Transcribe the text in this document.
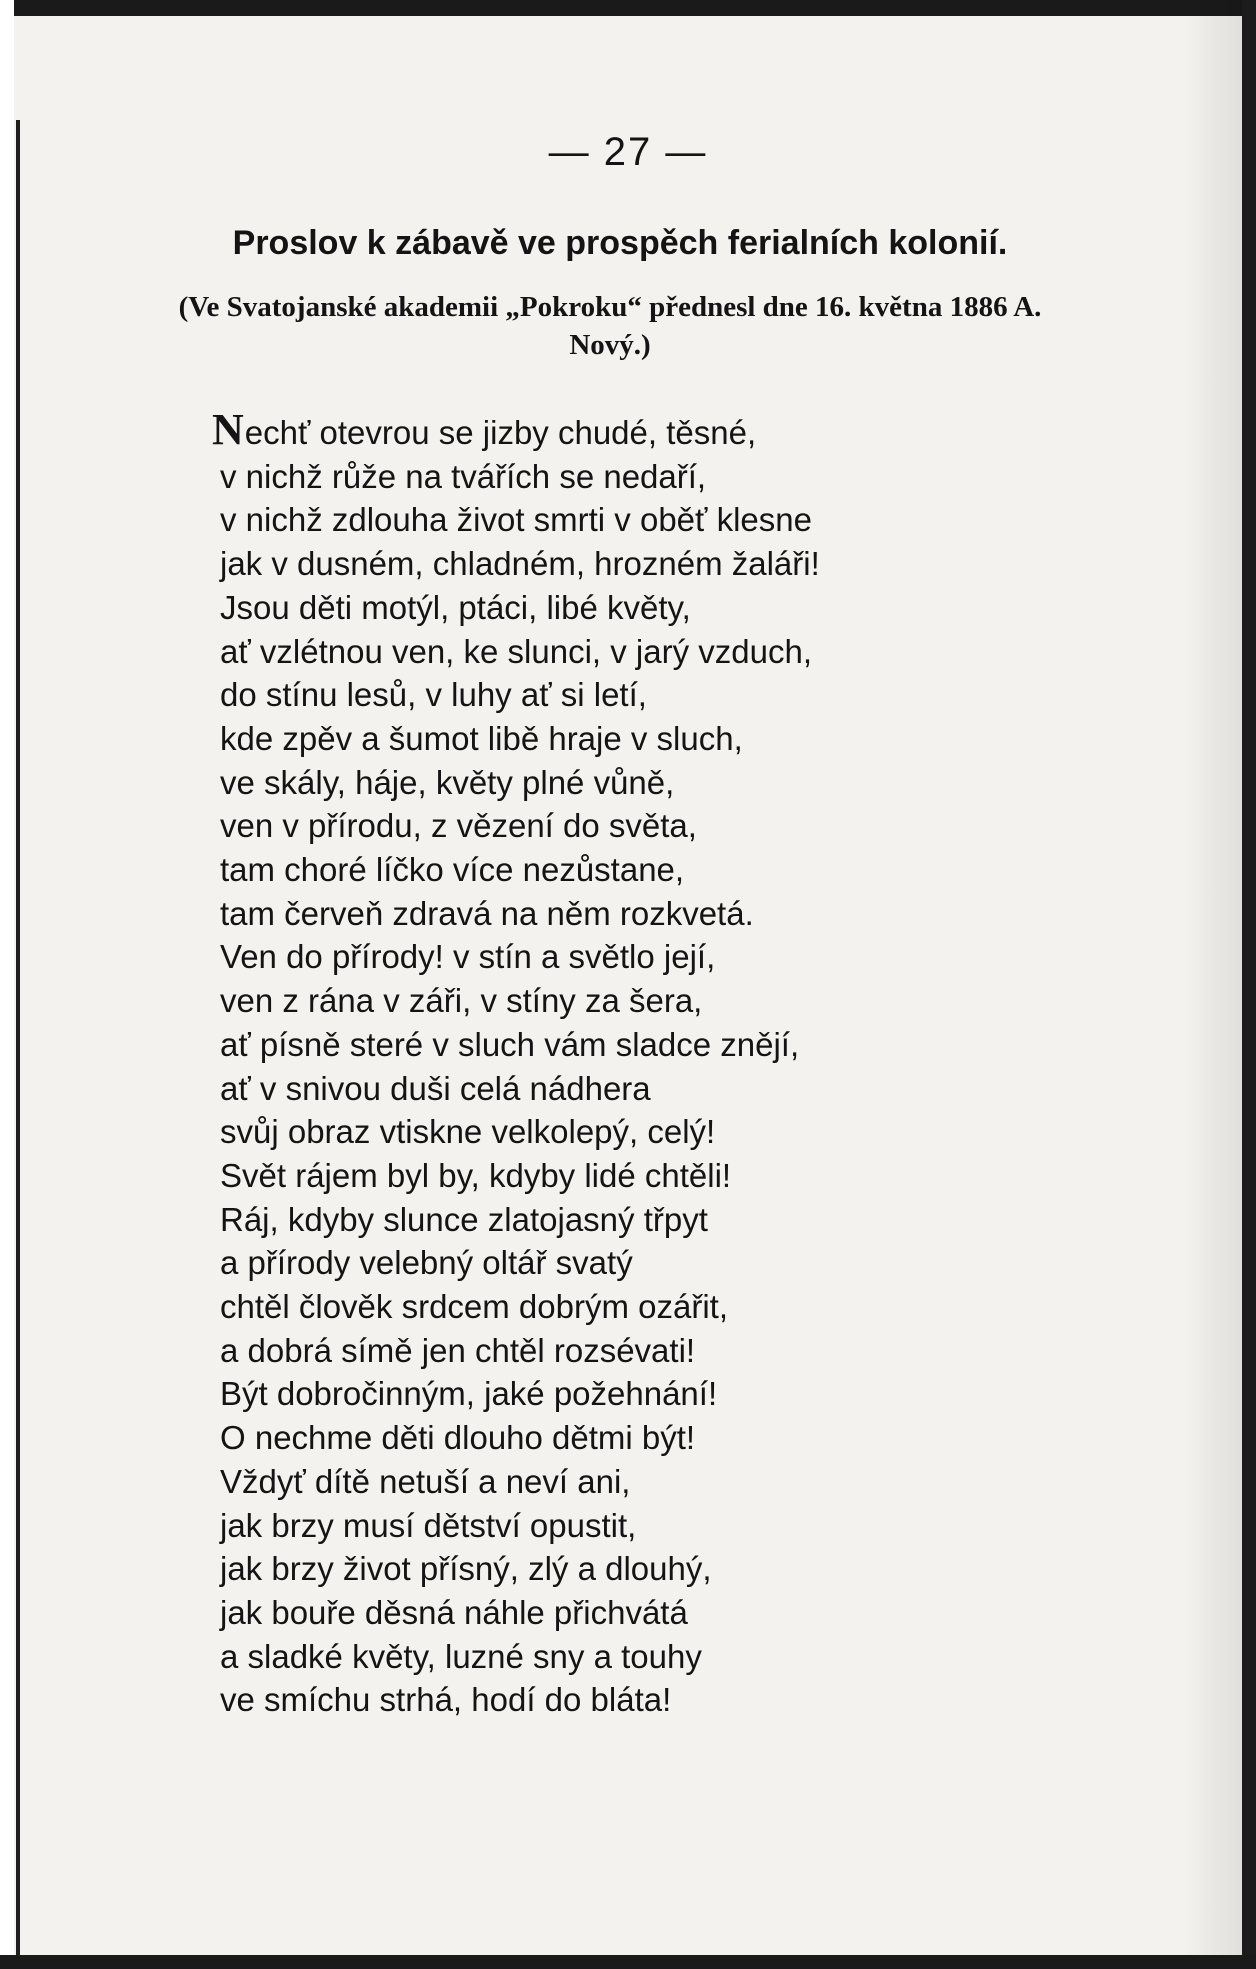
— 27 —
Proslov k zábavě ve prospěch ferialních kolonií.
(Ve Svatojanské akademii „Pokroku“ přednesl dne 16. května 1886 A. Nový.)
Nechť otevrou se jizby chudé, těsné,
v nichž růže na tvářích se nedaří,
v nichž zdlouha život smrti v oběť klesne
jak v dusném, chladném, hrozném žaláři!
Jsou děti motýl, ptáci, libé květy,
ať vzlétnou ven, ke slunci, v jarý vzduch,
do stínu lesů, v luhy ať si letí,
kde zpěv a šumot libě hraje v sluch,
ve skály, háje, květy plné vůně,
ven v přírodu, z vězení do světa,
tam choré líčko více nezůstane,
tam červeň zdravá na něm rozkvetá.
Ven do přírody! v stín a světlo její,
ven z rána v záři, v stíny za šera,
ať písně steré v sluch vám sladce znějí,
ať v snivou duši celá nádhera
svůj obraz vtiskne velkolepý, celý!
Svět rájem byl by, kdyby lidé chtěli!
Ráj, kdyby slunce zlatojasný třpyt
a přírody velebný oltář svatý
chtěl člověk srdcem dobrým ozářit,
a dobrá símě jen chtěl rozsévati!
Být dobročinným, jaké požehnání!
O nechme děti dlouho dětmi být!
Vždyť dítě netuší a neví ani,
jak brzy musí dětství opustit,
jak brzy život přísný, zlý a dlouhý,
jak bouře děsná náhle přichvátá
a sladké květy, luzné sny a touhy
ve smíchu strhá, hodí do bláta!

> [REQUIREMENT]: Drop the images and quote the entries word for word.

> [SOLUTION]:
Transcribe the text in this document.
— 27 —
Proslov k zábavě ve prospěch ferialních kolonií.
(Ve Svatojanské akademii „Pokroku“ přednesl dne 16. května 1886 A. Nový.)
Nechť otevrou se jizby chudé, těsné,
v nichž růže na tvářích se nedaří,
v nichž zdlouha život smrti v oběť klesne
jak v dusném, chladném, hrozném žaláři!
Jsou děti motýl, ptáci, libé květy,
ať vzlétnou ven, ke slunci, v jarý vzduch,
do stínu lesů, v luhy ať si letí,
kde zpěv a šumot libě hraje v sluch,
ve skály, háje, květy plné vůně,
ven v přírodu, z vězení do světa,
tam choré líčko více nezůstane,
tam červeň zdravá na něm rozkvetá.
Ven do přírody! v stín a světlo její,
ven z rána v záři, v stíny za šera,
ať písně steré v sluch vám sladce znějí,
ať v snivou duši celá nádhera
svůj obraz vtiskne velkolepý, celý!
Svět rájem byl by, kdyby lidé chtěli!
Ráj, kdyby slunce zlatojasný třpyt
a přírody velebný oltář svatý
chtěl člověk srdcem dobrým ozářit,
a dobrá símě jen chtěl rozsévati!
Být dobročinným, jaké požehnání!
O nechme děti dlouho dětmi být!
Vždyť dítě netuší a neví ani,
jak brzy musí dětství opustit,
jak brzy život přísný, zlý a dlouhý,
jak bouře děsná náhle přichvátá
a sladké květy, luzné sny a touhy
ve smíchu strhá, hodí do bláta!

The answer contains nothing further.